### Exercise:
Set down the material below word for word, excluding the pictures.

### Data items:
····················

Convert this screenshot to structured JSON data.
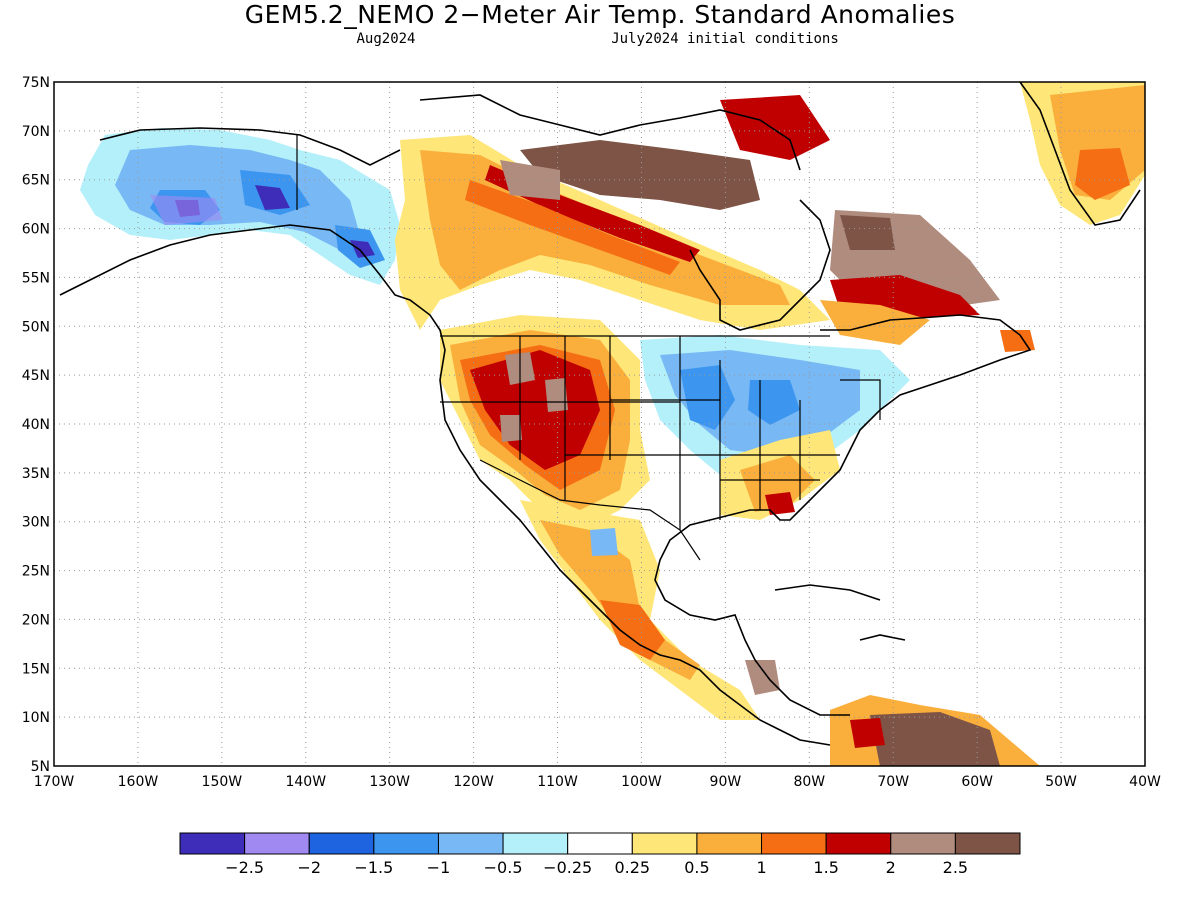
{
  "header": {
    "title": "GEM5.2_NEMO 2−Meter Air Temp. Standard Anomalies",
    "valid_month": "Aug2024",
    "initial_conditions": "July2024 initial conditions"
  },
  "map": {
    "projection": "cylindrical lat/lon",
    "lon_range": [
      -170,
      -40
    ],
    "lat_range": [
      5,
      75
    ],
    "lat_labels": [
      "75N",
      "70N",
      "65N",
      "60N",
      "55N",
      "50N",
      "45N",
      "40N",
      "35N",
      "30N",
      "25N",
      "20N",
      "15N",
      "10N",
      "5N"
    ],
    "lon_labels": [
      "170W",
      "160W",
      "150W",
      "140W",
      "130W",
      "120W",
      "110W",
      "100W",
      "90W",
      "80W",
      "70W",
      "60W",
      "50W",
      "40W"
    ],
    "grid": true
  },
  "legend": {
    "colors": [
      "#3d2db8",
      "#a08af2",
      "#1e64e0",
      "#3c96f0",
      "#78b8f5",
      "#b4f0fa",
      "#ffffff",
      "#ffe678",
      "#faaf3c",
      "#f56e14",
      "#c00000",
      "#b08c7e",
      "#7d5446"
    ],
    "labels": [
      "−2.5",
      "−2",
      "−1.5",
      "−1",
      "−0.5",
      "−0.25",
      "0.25",
      "0.5",
      "1",
      "1.5",
      "2",
      "2.5"
    ]
  }
}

····················

### Output of the exercise:
Convert this screenshot to structured JSON data.
{
  "header": {
    "title": "GEM5.2_NEMO 2−Meter Air Temp. Standard Anomalies",
    "valid_month": "Aug2024",
    "initial_conditions": "July2024 initial conditions"
  },
  "map": {
    "projection": "cylindrical lat/lon",
    "lon_range": [
      -170,
      -40
    ],
    "lat_range": [
      5,
      75
    ],
    "lat_labels": [
      "75N",
      "70N",
      "65N",
      "60N",
      "55N",
      "50N",
      "45N",
      "40N",
      "35N",
      "30N",
      "25N",
      "20N",
      "15N",
      "10N",
      "5N"
    ],
    "lon_labels": [
      "170W",
      "160W",
      "150W",
      "140W",
      "130W",
      "120W",
      "110W",
      "100W",
      "90W",
      "80W",
      "70W",
      "60W",
      "50W",
      "40W"
    ],
    "grid": true
  },
  "legend": {
    "colors": [
      "#3d2db8",
      "#a08af2",
      "#1e64e0",
      "#3c96f0",
      "#78b8f5",
      "#b4f0fa",
      "#ffffff",
      "#ffe678",
      "#faaf3c",
      "#f56e14",
      "#c00000",
      "#b08c7e",
      "#7d5446"
    ],
    "labels": [
      "−2.5",
      "−2",
      "−1.5",
      "−1",
      "−0.5",
      "−0.25",
      "0.25",
      "0.5",
      "1",
      "1.5",
      "2",
      "2.5"
    ]
  }
}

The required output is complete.